= Document =
-- begin --
I really, truly did think I was done talking about fielding, at least for a good while.
But then Sean Smith dropped a file with comprehensive OAA—Outs Above Average—scores for 1912-2024. The OAA “Total Fielding Runs” (TFR) measure is pure gold. Gold on steroids.
First, recall what the relationship between fielding and pitching across AL/NL history looked like in previous posts:
That unsightly hole in the 1990s was not a consequence of a breakdown in fielding during that time. Rather it reflected a period in which Smith’s Total Zone Rating (TZR; used by both Baseball Reference and FanGraphs for computing WAR) was degraded by reliance on bad data from retrosheets (Smith 2024).
Well now take a look!
With the benefit of the TFR metric for fielding runs saved, the 1990s gap is plugged!
And that’s not the only benefit of Smith’s OAA ratings.
-- end --
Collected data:
-- begin --
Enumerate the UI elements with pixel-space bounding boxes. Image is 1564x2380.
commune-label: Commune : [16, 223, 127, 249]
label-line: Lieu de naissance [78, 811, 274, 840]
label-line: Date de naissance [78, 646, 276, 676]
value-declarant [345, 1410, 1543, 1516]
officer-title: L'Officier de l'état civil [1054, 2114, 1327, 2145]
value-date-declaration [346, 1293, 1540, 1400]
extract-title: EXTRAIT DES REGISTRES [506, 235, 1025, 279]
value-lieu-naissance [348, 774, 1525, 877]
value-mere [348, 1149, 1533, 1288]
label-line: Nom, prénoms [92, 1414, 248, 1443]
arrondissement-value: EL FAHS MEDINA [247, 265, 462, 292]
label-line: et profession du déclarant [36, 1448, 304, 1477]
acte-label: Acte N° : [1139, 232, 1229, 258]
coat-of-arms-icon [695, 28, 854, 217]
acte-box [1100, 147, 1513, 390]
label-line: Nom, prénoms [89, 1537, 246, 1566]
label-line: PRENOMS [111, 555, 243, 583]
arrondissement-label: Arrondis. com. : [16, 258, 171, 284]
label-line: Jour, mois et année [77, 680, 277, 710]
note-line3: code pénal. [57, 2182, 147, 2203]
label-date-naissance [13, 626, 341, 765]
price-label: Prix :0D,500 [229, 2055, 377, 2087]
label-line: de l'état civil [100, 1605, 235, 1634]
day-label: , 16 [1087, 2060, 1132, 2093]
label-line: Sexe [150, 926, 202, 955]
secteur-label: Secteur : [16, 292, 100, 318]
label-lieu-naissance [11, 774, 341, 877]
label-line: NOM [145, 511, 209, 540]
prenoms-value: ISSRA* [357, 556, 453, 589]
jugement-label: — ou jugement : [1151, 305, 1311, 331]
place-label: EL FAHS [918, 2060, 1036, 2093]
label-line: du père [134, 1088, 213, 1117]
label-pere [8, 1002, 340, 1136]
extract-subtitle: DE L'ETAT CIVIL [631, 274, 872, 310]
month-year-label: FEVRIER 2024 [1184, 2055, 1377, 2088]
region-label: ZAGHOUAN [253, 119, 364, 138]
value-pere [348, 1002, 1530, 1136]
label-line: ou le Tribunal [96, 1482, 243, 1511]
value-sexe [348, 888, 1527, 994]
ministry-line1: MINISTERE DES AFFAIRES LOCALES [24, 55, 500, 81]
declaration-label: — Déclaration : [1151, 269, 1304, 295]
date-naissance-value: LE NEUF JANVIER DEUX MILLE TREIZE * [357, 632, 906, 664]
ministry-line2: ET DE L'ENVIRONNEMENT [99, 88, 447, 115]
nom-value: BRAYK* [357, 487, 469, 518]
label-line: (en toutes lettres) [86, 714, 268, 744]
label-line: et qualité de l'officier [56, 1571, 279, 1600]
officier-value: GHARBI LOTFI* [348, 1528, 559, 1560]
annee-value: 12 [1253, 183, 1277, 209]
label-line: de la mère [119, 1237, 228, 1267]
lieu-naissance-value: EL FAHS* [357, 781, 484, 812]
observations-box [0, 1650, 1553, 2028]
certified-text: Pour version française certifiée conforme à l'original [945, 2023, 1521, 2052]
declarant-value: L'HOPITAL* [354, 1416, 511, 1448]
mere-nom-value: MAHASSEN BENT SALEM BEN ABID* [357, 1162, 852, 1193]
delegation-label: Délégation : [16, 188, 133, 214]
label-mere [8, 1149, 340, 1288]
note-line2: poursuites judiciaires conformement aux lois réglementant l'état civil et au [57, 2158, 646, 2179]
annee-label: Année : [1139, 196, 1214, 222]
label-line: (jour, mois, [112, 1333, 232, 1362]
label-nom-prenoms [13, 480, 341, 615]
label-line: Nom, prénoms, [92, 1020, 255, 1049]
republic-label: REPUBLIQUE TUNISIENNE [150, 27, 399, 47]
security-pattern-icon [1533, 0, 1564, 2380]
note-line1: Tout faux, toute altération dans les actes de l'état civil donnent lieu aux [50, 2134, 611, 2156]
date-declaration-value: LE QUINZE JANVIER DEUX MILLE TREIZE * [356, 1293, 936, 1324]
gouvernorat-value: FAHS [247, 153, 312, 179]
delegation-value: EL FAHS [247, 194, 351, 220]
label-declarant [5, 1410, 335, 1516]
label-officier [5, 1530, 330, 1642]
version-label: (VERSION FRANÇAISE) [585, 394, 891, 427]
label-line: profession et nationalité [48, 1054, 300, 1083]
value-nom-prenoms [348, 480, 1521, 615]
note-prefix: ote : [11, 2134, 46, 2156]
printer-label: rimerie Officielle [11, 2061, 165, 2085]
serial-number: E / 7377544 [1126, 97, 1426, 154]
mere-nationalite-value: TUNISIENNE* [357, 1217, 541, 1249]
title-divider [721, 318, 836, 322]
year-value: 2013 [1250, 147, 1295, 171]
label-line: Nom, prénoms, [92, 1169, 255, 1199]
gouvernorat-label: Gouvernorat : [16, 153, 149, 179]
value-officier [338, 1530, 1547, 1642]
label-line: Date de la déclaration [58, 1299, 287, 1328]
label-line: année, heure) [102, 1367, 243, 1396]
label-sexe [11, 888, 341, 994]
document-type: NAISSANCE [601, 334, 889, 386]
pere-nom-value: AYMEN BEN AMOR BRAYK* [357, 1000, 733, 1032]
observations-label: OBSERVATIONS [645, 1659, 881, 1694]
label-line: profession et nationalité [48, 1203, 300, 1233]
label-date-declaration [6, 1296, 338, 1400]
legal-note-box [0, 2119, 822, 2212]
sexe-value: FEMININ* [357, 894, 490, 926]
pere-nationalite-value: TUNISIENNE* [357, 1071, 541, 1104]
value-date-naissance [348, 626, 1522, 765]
-- end --
= Your instructions =
Output the passage of the fielding post word for word, starting at "But then Sean" and ending at "gap is plugged!". The items stand apart from the fielding post and are separate material.

= Response to this exercise =
But then Sean Smith dropped a file with comprehensive OAA—Outs Above Average—scores for 1912-2024. The OAA “Total Fielding Runs” (TFR) measure is pure gold. Gold on steroids.
First, recall what the relationship between fielding and pitching across AL/NL history looked like in previous posts:
That unsightly hole in the 1990s was not a consequence of a breakdown in fielding during that time. Rather it reflected a period in which Smith’s Total Zone Rating (TZR; used by both Baseball Reference and FanGraphs for computing WAR) was degraded by reliance on bad data from retrosheets (Smith 2024).
Well now take a look!
With the benefit of the TFR metric for fielding runs saved, the 1990s gap is plugged!